**Prompt**
Gather up all lines that carry the word "Title".
________________
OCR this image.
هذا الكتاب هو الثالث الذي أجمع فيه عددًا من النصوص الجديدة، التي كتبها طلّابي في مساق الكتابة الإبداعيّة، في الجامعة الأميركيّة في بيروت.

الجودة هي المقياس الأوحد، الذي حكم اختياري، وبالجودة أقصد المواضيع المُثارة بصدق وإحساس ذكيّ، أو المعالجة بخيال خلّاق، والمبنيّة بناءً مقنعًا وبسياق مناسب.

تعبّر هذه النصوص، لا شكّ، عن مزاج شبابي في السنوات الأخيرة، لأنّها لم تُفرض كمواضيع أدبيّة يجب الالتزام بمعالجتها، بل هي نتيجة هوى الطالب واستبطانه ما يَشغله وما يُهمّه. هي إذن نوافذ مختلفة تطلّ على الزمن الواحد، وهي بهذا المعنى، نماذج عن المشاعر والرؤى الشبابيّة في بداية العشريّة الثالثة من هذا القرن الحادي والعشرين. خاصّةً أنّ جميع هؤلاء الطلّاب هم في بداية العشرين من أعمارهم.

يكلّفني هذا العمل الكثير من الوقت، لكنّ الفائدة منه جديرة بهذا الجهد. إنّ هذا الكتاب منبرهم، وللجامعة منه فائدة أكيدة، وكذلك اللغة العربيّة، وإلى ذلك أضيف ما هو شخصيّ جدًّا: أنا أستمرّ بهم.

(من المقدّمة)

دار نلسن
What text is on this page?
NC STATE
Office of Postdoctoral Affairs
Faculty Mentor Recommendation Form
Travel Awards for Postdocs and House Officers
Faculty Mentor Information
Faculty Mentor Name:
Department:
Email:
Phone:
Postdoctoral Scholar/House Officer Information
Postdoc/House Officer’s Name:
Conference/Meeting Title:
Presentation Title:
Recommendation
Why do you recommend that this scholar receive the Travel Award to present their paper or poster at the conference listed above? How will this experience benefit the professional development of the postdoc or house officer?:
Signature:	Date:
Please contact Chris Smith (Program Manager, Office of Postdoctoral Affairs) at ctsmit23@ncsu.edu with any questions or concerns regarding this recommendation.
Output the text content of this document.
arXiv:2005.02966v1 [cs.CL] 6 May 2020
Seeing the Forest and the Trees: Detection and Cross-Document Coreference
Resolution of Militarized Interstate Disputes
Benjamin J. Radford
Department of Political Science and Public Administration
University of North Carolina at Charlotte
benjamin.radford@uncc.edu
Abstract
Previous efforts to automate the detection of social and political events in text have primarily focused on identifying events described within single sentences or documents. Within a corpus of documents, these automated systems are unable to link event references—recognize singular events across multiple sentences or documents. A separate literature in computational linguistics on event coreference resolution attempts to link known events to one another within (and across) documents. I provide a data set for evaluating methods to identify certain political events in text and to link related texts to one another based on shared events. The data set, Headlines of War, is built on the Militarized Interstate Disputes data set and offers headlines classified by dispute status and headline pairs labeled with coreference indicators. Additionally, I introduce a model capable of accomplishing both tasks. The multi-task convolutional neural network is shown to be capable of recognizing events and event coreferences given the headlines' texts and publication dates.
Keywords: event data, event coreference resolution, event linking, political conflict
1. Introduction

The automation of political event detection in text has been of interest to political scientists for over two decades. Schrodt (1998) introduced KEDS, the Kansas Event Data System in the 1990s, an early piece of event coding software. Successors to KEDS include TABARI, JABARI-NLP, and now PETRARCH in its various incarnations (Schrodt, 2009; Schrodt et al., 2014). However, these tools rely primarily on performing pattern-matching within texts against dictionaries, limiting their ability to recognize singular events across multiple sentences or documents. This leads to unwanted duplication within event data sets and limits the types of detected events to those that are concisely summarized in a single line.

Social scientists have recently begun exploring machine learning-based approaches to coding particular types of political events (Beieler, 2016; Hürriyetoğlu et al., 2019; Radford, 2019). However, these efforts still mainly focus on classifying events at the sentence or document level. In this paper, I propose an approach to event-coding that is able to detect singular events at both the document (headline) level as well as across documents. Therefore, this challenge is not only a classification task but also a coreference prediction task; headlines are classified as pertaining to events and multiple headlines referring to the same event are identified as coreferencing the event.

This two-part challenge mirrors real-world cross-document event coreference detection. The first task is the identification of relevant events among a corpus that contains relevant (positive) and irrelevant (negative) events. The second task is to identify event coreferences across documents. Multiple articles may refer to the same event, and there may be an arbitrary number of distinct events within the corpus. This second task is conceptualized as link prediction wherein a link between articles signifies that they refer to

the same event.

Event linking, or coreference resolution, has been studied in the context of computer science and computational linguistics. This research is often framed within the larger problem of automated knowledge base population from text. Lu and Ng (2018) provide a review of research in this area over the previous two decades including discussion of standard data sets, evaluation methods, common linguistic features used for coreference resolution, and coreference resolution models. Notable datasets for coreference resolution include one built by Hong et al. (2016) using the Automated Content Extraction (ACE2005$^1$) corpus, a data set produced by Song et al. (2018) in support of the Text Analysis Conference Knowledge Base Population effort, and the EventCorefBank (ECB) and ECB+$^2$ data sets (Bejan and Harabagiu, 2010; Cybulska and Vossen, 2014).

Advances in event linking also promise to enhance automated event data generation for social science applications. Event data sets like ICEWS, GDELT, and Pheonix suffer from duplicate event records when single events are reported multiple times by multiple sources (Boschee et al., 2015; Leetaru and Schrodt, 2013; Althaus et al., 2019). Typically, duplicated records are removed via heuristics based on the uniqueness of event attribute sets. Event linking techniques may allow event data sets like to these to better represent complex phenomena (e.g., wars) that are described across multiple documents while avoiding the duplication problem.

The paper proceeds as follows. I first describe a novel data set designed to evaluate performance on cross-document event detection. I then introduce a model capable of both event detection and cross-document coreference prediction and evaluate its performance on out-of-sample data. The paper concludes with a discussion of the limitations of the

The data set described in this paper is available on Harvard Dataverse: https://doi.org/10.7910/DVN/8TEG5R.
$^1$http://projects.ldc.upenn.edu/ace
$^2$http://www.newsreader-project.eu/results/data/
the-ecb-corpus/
________________
**Answer to this exercise**
Conference/Meeting Title:
Presentation Title:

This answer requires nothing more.